DO THIS – Find each line with the word "клавиши" in it, then give the total alone.

DATA FOR THIS TASK –

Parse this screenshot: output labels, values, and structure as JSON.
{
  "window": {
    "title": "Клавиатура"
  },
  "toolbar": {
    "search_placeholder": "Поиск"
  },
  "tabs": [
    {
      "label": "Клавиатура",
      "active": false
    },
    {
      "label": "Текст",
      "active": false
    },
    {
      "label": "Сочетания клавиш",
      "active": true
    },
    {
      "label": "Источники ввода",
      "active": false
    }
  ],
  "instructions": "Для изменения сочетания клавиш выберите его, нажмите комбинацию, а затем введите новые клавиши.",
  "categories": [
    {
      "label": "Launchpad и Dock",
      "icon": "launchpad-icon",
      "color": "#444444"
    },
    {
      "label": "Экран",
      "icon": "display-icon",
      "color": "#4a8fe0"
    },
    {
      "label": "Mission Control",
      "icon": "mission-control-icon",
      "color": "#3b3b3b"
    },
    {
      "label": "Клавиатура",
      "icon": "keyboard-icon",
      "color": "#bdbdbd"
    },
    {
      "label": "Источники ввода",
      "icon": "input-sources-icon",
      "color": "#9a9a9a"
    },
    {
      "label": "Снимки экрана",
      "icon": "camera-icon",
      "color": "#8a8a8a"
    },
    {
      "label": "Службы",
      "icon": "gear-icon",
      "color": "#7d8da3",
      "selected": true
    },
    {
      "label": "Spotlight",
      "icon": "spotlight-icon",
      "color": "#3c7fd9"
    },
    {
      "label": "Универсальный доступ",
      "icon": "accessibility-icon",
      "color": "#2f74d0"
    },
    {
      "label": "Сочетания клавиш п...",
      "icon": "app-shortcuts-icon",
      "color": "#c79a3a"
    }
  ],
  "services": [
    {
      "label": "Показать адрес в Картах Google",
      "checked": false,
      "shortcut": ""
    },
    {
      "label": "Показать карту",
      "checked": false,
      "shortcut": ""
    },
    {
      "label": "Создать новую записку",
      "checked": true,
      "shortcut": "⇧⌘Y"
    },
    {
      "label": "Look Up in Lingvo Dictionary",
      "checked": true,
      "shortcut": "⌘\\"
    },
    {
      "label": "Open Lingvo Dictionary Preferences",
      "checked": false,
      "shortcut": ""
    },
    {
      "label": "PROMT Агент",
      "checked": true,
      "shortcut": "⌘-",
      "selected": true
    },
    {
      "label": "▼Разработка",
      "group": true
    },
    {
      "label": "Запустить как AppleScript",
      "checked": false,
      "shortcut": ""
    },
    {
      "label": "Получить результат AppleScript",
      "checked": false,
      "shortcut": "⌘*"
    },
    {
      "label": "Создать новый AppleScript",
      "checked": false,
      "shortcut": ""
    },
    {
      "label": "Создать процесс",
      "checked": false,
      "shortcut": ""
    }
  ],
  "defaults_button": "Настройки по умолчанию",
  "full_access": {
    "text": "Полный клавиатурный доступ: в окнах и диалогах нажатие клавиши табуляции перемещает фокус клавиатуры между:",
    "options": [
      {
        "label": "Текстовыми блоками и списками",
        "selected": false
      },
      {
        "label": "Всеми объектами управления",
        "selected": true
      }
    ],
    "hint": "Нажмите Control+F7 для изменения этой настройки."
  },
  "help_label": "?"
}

SOLUTION TO THIS EXERCISE – 2